§ What this task involves
The entries need to be copied exactly.

-*-

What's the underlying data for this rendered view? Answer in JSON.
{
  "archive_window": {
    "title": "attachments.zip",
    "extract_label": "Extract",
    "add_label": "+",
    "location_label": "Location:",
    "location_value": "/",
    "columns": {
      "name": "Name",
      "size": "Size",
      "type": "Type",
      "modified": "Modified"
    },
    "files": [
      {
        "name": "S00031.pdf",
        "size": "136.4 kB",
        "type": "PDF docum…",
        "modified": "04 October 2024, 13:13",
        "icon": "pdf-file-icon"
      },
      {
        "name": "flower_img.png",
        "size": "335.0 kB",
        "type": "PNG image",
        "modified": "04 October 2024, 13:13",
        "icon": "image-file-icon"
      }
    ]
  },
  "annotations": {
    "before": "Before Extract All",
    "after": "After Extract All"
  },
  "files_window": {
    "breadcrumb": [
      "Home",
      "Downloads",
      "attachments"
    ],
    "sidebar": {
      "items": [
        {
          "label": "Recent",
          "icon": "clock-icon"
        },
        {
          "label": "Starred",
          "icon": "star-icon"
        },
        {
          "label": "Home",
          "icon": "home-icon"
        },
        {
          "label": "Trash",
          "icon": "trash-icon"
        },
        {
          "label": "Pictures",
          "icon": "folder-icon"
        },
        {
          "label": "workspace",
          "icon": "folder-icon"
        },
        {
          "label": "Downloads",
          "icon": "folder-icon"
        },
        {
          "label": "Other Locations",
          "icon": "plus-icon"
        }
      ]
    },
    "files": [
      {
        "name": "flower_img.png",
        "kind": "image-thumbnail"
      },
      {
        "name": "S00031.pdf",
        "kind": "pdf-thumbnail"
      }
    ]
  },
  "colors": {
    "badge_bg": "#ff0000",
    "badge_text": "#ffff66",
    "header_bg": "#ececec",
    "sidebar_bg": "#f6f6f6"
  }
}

-*-

§ Answer to this exercise
What's the underlying data for this rendered view? Answer in JSON.
{
  "archive_window": {
    "title": "attachments.zip",
    "extract_label": "Extract",
    "add_label": "+",
    "location_label": "Location:",
    "location_value": "/",
    "columns": {
      "name": "Name",
      "size": "Size",
      "type": "Type",
      "modified": "Modified"
    },
    "files": [
      {
        "name": "S00031.pdf",
        "size": "136.4 kB",
        "type": "PDF docum…",
        "modified": "04 October 2024, 13:13",
        "icon": "pdf-file-icon"
      },
      {
        "name": "flower_img.png",
        "size": "335.0 kB",
        "type": "PNG image",
        "modified": "04 October 2024, 13:13",
        "icon": "image-file-icon"
      }
    ]
  },
  "annotations": {
    "before": "Before Extract All",
    "after": "After Extract All"
  },
  "files_window": {
    "breadcrumb": [
      "Home",
      "Downloads",
      "attachments"
    ],
    "sidebar": {
      "items": [
        {
          "label": "Recent",
          "icon": "clock-icon"
        },
        {
          "label": "Starred",
          "icon": "star-icon"
        },
        {
          "label": "Home",
          "icon": "home-icon"
        },
        {
          "label": "Trash",
          "icon": "trash-icon"
        },
        {
          "label": "Pictures",
          "icon": "folder-icon"
        },
        {
          "label": "workspace",
          "icon": "folder-icon"
        },
        {
          "label": "Downloads",
          "icon": "folder-icon"
        },
        {
          "label": "Other Locations",
          "icon": "plus-icon"
        }
      ]
    },
    "files": [
      {
        "name": "flower_img.png",
        "kind": "image-thumbnail"
      },
      {
        "name": "S00031.pdf",
        "kind": "pdf-thumbnail"
      }
    ]
  },
  "colors": {
    "badge_bg": "#ff0000",
    "badge_text": "#ffff66",
    "header_bg": "#ececec",
    "sidebar_bg": "#f6f6f6"
  }
}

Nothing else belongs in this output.